#### Data provided

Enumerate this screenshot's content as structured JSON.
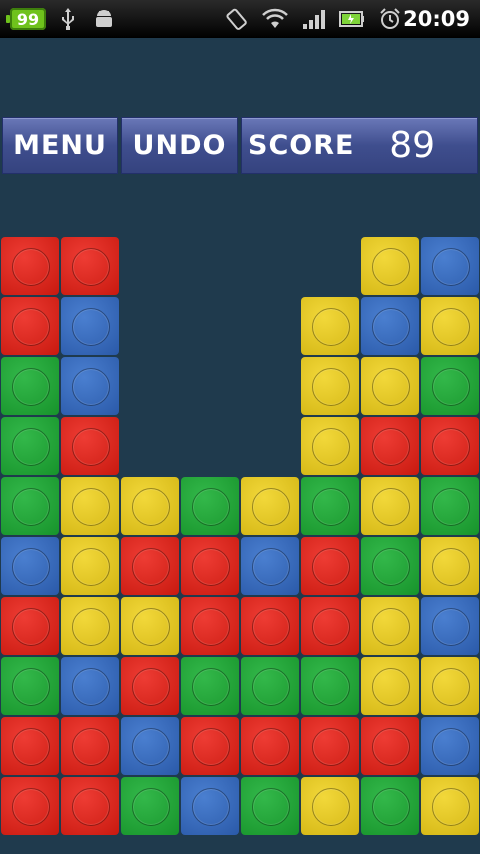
{
  "status_bar": {
    "battery_level": "99",
    "time": "20:09",
    "icons": [
      "usb-icon",
      "android-debug-icon",
      "screen-rotate-icon",
      "wifi-icon",
      "signal-icon",
      "battery-icon",
      "alarm-icon"
    ]
  },
  "toolbar": {
    "menu_label": "MENU",
    "undo_label": "UNDO",
    "score_label": "SCORE",
    "score_value": "89"
  },
  "colors": {
    "background": "#1f3a4d",
    "red": "#d8251b",
    "blue": "#3468b8",
    "green": "#22a23a",
    "yellow": "#e2c41f",
    "button": "#44539a"
  },
  "board": {
    "columns": 8,
    "rows": 10,
    "grid": [
      [
        "red",
        "red",
        "",
        "",
        "",
        "",
        "yellow",
        "blue"
      ],
      [
        "red",
        "blue",
        "",
        "",
        "",
        "yellow",
        "blue",
        "yellow"
      ],
      [
        "green",
        "blue",
        "",
        "",
        "",
        "yellow",
        "yellow",
        "green"
      ],
      [
        "green",
        "red",
        "",
        "",
        "",
        "yellow",
        "red",
        "red"
      ],
      [
        "green",
        "yellow",
        "yellow",
        "green",
        "yellow",
        "green",
        "yellow",
        "green"
      ],
      [
        "blue",
        "yellow",
        "red",
        "red",
        "blue",
        "red",
        "green",
        "yellow"
      ],
      [
        "red",
        "yellow",
        "yellow",
        "red",
        "red",
        "red",
        "yellow",
        "blue"
      ],
      [
        "green",
        "blue",
        "red",
        "green",
        "green",
        "green",
        "yellow",
        "yellow"
      ],
      [
        "red",
        "red",
        "blue",
        "red",
        "red",
        "red",
        "red",
        "blue"
      ],
      [
        "red",
        "red",
        "green",
        "blue",
        "green",
        "yellow",
        "green",
        "yellow"
      ]
    ]
  }
}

########

# [Task instructions]
Write the records above out again exactly, with no pictures in your copy.

# [Answer to this problem]
Enumerate this screenshot's content as structured JSON.
{
  "status_bar": {
    "battery_level": "99",
    "time": "20:09",
    "icons": [
      "usb-icon",
      "android-debug-icon",
      "screen-rotate-icon",
      "wifi-icon",
      "signal-icon",
      "battery-icon",
      "alarm-icon"
    ]
  },
  "toolbar": {
    "menu_label": "MENU",
    "undo_label": "UNDO",
    "score_label": "SCORE",
    "score_value": "89"
  },
  "colors": {
    "background": "#1f3a4d",
    "red": "#d8251b",
    "blue": "#3468b8",
    "green": "#22a23a",
    "yellow": "#e2c41f",
    "button": "#44539a"
  },
  "board": {
    "columns": 8,
    "rows": 10,
    "grid": [
      [
        "red",
        "red",
        "",
        "",
        "",
        "",
        "yellow",
        "blue"
      ],
      [
        "red",
        "blue",
        "",
        "",
        "",
        "yellow",
        "blue",
        "yellow"
      ],
      [
        "green",
        "blue",
        "",
        "",
        "",
        "yellow",
        "yellow",
        "green"
      ],
      [
        "green",
        "red",
        "",
        "",
        "",
        "yellow",
        "red",
        "red"
      ],
      [
        "green",
        "yellow",
        "yellow",
        "green",
        "yellow",
        "green",
        "yellow",
        "green"
      ],
      [
        "blue",
        "yellow",
        "red",
        "red",
        "blue",
        "red",
        "green",
        "yellow"
      ],
      [
        "red",
        "yellow",
        "yellow",
        "red",
        "red",
        "red",
        "yellow",
        "blue"
      ],
      [
        "green",
        "blue",
        "red",
        "green",
        "green",
        "green",
        "yellow",
        "yellow"
      ],
      [
        "red",
        "red",
        "blue",
        "red",
        "red",
        "red",
        "red",
        "blue"
      ],
      [
        "red",
        "red",
        "green",
        "blue",
        "green",
        "yellow",
        "green",
        "yellow"
      ]
    ]
  }
}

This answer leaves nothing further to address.